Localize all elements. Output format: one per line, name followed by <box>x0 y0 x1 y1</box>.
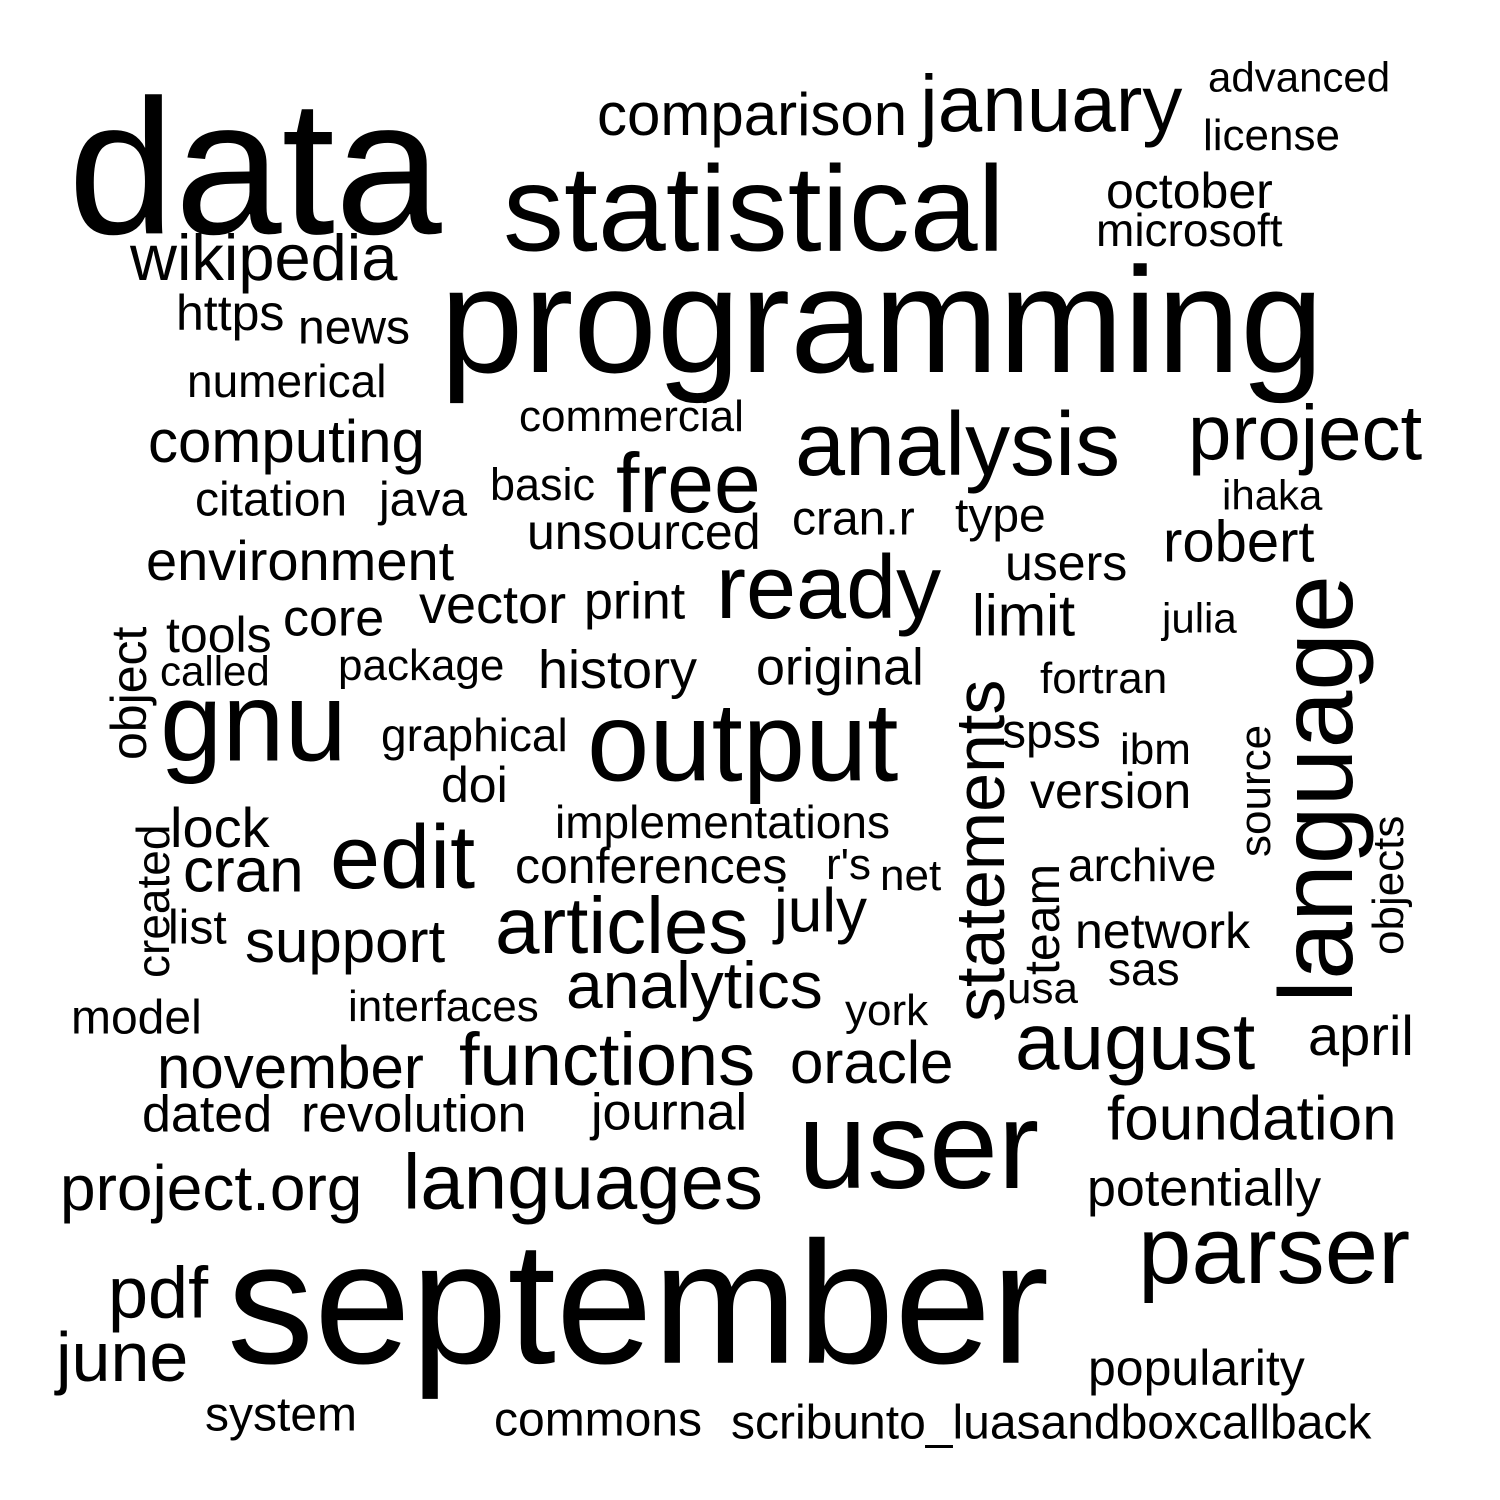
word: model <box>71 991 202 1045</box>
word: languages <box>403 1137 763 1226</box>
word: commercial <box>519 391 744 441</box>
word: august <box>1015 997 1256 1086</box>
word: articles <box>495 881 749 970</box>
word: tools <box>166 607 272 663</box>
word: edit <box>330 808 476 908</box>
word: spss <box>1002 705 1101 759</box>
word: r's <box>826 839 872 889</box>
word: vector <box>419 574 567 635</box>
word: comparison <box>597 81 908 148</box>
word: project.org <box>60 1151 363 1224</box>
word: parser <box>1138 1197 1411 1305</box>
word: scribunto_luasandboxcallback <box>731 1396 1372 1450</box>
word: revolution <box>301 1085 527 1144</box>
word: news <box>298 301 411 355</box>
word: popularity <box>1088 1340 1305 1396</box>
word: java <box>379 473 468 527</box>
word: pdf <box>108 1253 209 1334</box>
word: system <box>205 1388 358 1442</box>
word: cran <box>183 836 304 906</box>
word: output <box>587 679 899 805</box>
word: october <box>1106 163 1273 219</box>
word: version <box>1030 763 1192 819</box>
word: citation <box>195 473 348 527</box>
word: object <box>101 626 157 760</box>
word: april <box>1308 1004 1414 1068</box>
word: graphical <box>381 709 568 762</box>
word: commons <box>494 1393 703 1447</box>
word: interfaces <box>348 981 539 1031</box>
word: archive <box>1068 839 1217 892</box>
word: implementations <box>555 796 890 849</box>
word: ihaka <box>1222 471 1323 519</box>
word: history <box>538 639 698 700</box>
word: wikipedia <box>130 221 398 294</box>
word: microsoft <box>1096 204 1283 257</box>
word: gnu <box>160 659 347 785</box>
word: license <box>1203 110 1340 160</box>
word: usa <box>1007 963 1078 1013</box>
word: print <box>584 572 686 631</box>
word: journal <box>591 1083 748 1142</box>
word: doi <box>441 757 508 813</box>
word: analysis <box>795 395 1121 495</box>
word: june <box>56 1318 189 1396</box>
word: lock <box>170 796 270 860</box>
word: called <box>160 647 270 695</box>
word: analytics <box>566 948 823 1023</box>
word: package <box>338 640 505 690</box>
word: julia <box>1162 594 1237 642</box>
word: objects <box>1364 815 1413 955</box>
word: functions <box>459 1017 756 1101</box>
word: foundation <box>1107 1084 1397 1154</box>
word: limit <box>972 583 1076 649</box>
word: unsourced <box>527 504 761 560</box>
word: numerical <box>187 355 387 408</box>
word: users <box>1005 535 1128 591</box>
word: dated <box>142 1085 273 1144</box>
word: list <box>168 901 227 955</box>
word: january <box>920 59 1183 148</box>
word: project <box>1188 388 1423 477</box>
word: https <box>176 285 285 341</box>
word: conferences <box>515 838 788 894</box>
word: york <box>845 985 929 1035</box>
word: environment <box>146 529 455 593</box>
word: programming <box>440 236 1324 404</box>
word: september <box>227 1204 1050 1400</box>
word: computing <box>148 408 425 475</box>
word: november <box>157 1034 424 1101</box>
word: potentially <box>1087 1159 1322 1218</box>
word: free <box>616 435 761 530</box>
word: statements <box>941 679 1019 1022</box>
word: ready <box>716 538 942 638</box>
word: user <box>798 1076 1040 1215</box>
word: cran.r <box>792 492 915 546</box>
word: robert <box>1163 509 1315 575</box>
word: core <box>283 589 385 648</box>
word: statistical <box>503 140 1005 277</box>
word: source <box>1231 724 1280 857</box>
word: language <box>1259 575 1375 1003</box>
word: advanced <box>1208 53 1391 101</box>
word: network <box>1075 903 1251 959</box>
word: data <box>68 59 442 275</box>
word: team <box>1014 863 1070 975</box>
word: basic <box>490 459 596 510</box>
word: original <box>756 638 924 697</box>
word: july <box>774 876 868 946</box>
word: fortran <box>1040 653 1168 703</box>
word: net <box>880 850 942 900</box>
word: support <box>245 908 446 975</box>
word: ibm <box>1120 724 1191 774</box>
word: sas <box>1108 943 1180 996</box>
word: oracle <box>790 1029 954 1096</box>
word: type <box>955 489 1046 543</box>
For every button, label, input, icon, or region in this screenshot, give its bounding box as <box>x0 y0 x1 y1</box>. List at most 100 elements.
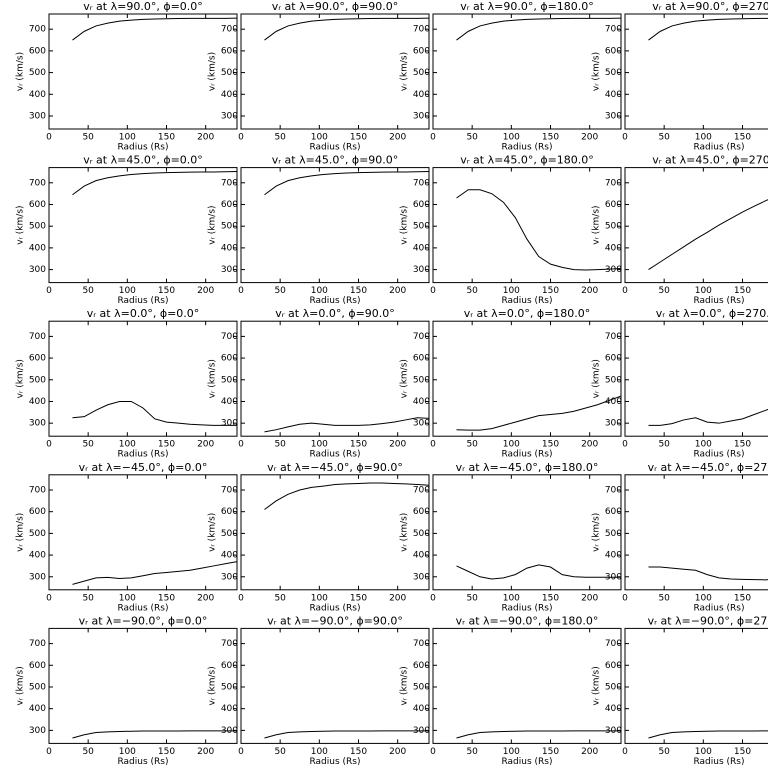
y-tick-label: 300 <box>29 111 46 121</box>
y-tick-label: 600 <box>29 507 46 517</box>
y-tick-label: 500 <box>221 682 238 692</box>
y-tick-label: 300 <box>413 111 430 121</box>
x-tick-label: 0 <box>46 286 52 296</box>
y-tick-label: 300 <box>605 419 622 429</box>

==============================

> _AIM_:
Can you arrange every line of the items above as a JSON list of strings, one string per line, with blank lines skipped and the pictures left out?

> _TASK RESPONSE_:
[
  "Localize all elements. Output format: one per line, name followed by <box>x0 y0 x1 y1</box>.",
  "word: model <box>71 991 202 1045</box>",
  "word: languages <box>403 1137 763 1226</box>",
  "word: commercial <box>519 391 744 441</box>",
  "word: august <box>1015 997 1256 1086</box>",
  "word: articles <box>495 881 749 970</box>",
  "word: tools <box>166 607 272 663</box>",
  "word: edit <box>330 808 476 908</box>",
  "word: spss <box>1002 705 1101 759</box>",
  "word: r's <box>826 839 872 889</box>",
  "word: vector <box>419 574 567 635</box>",
  "word: comparison <box>597 81 908 148</box>",
  "word: project.org <box>60 1151 363 1224</box>",
  "word: parser <box>1138 1197 1411 1305</box>",
  "word: scribunto_luasandboxcallback <box>731 1396 1372 1450</box>",
  "word: revolution <box>301 1085 527 1144</box>",
  "word: news <box>298 301 411 355</box>",
  "word: popularity <box>1088 1340 1305 1396</box>",
  "word: java <box>379 473 468 527</box>",
  "word: pdf <box>108 1253 209 1334</box>",
  "word: system <box>205 1388 358 1442</box>",
  "word: cran <box>183 836 304 906</box>",
  "word: output <box>587 679 899 805</box>",
  "word: october <box>1106 163 1273 219</box>",
  "word: version <box>1030 763 1192 819</box>",
  "word: citation <box>195 473 348 527</box>",
  "word: object <box>101 626 157 760</box>",
  "word: april <box>1308 1004 1414 1068</box>",
  "word: graphical <box>381 709 568 762</box>",
  "word: commons <box>494 1393 703 1447</box>",
  "word: interfaces <box>348 981 539 1031</box>",
  "word: archive <box>1068 839 1217 892</box>",
  "word: implementations <box>555 796 890 849</box>",
  "word: ihaka <box>1222 471 1323 519</box>",
  "word: history <box>538 639 698 700</box>",
  "word: wikipedia <box>130 221 398 294</box>",
  "word: microsoft <box>1096 204 1283 257</box>",
  "word: gnu <box>160 659 347 785</box>",
  "word: license <box>1203 110 1340 160</box>",
  "word: usa <box>1007 963 1078 1013</box>",
  "word: print <box>584 572 686 631</box>",
  "word: journal <box>591 1083 748 1142</box>",
  "word: doi <box>441 757 508 813</box>",
  "word: analysis <box>795 395 1121 495</box>",
  "word: june <box>56 1318 189 1396</box>",
  "word: lock <box>170 796 270 860</box>",
  "word: called <box>160 647 270 695</box>",
  "word: analytics <box>566 948 823 1023</box>",
  "word: package <box>338 640 505 690</box>",
  "word: julia <box>1162 594 1237 642</box>",
  "word: objects <box>1364 815 1413 955</box>",
  "word: functions <box>459 1017 756 1101</box>",
  "word: foundation <box>1107 1084 1397 1154</box>",
  "word: limit <box>972 583 1076 649</box>",
  "word: unsourced <box>527 504 761 560</box>",
  "word: numerical <box>187 355 387 408</box>",
  "word: users <box>1005 535 1128 591</box>",
  "word: dated <box>142 1085 273 1144</box>",
  "word: list <box>168 901 227 955</box>",
  "word: january <box>920 59 1183 148</box>",
  "word: project <box>1188 388 1423 477</box>",
  "word: https <box>176 285 285 341</box>",
  "word: conferences <box>515 838 788 894</box>",
  "word: york <box>845 985 929 1035</box>",
  "word: environment <box>146 529 455 593</box>",
  "word: programming <box>440 236 1324 404</box>",
  "word: september <box>227 1204 1050 1400</box>",
  "word: computing <box>148 408 425 475</box>",
  "word: november <box>157 1034 424 1101</box>",
  "word: potentially <box>1087 1159 1322 1218</box>",
  "word: free <box>616 435 761 530</box>",
  "word: statements <box>941 679 1019 1022</box>",
  "word: ready <box>716 538 942 638</box>",
  "word: user <box>798 1076 1040 1215</box>",
  "word: cran.r <box>792 492 915 546</box>",
  "word: robert <box>1163 509 1315 575</box>",
  "word: core <box>283 589 385 648</box>",
  "word: statistical <box>503 140 1005 277</box>",
  "word: source <box>1231 724 1280 857</box>",
  "word: language <box>1259 575 1375 1003</box>",
  "word: advanced <box>1208 53 1391 101</box>",
  "word: network <box>1075 903 1251 959</box>",
  "word: data <box>68 59 442 275</box>",
  "word: team <box>1014 863 1070 975</box>",
  "word: basic <box>490 459 596 510</box>",
  "word: original <box>756 638 924 697</box>",
  "word: july <box>774 876 868 946</box>",
  "word: fortran <box>1040 653 1168 703</box>",
  "word: net <box>880 850 942 900</box>",
  "word: support <box>245 908 446 975</box>",
  "word: ibm <box>1120 724 1191 774</box>",
  "word: sas <box>1108 943 1180 996</box>",
  "word: oracle <box>790 1029 954 1096</box>",
  "word: type <box>955 489 1046 543</box>",
  "For every button, label, input, icon, or region in this screenshot, give its bounding box as <box>x0 y0 x1 y1</box>. List at most 100 elements.",
  "y-tick-label: 300 <box>29 111 46 121</box>",
  "y-tick-label: 600 <box>29 507 46 517</box>",
  "y-tick-label: 500 <box>221 682 238 692</box>",
  "y-tick-label: 300 <box>413 111 430 121</box>",
  "x-tick-label: 0 <box>46 286 52 296</box>",
  "y-tick-label: 300 <box>605 419 622 429</box>"
]